---------- Records ----------

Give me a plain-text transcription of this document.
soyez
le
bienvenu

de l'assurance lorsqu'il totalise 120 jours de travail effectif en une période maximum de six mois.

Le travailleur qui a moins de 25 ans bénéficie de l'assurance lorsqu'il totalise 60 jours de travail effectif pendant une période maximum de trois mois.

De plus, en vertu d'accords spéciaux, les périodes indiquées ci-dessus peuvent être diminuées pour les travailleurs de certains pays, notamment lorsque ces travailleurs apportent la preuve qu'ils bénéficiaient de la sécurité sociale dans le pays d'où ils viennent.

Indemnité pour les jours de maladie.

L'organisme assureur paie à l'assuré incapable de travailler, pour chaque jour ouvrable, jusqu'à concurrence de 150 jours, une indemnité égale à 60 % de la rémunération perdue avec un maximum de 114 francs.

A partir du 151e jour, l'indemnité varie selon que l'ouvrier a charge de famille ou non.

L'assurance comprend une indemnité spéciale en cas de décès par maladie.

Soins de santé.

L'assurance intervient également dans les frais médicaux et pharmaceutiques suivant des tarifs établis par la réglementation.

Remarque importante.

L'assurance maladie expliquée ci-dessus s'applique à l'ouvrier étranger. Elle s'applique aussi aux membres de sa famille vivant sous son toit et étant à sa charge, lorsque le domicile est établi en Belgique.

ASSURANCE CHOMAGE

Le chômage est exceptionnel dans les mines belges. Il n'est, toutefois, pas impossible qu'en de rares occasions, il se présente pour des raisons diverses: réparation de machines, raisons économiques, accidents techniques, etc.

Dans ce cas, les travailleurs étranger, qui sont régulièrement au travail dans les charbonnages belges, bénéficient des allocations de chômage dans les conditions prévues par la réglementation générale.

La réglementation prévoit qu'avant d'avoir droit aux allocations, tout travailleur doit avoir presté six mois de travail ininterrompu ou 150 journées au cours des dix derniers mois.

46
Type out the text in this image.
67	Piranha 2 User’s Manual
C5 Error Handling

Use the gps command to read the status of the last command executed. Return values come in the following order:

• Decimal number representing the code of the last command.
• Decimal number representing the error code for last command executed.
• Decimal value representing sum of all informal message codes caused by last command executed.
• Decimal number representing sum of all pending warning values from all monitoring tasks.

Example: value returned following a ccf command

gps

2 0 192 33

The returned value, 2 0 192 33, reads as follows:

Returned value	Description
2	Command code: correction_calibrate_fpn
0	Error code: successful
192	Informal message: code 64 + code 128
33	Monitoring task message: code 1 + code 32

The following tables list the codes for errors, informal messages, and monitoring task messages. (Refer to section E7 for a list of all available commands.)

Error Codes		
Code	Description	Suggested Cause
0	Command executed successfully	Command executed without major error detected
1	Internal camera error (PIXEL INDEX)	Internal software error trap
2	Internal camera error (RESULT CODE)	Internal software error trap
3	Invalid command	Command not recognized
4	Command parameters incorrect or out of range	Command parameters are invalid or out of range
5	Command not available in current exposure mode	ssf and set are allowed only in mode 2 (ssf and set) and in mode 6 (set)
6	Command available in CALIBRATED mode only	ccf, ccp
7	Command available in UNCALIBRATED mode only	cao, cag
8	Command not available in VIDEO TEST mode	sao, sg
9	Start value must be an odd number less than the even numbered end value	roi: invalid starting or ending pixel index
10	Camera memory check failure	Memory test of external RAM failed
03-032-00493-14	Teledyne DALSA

----------

Review the material and copy each line in which the word "number" appears.

## Complete answer
• Decimal number representing the code of the last command.
• Decimal number representing the error code for last command executed.
• Decimal number representing sum of all pending warning values from all monitoring tasks.
9	Start value must be an odd number less than the even numbered end value	roi: invalid starting or ending pixel index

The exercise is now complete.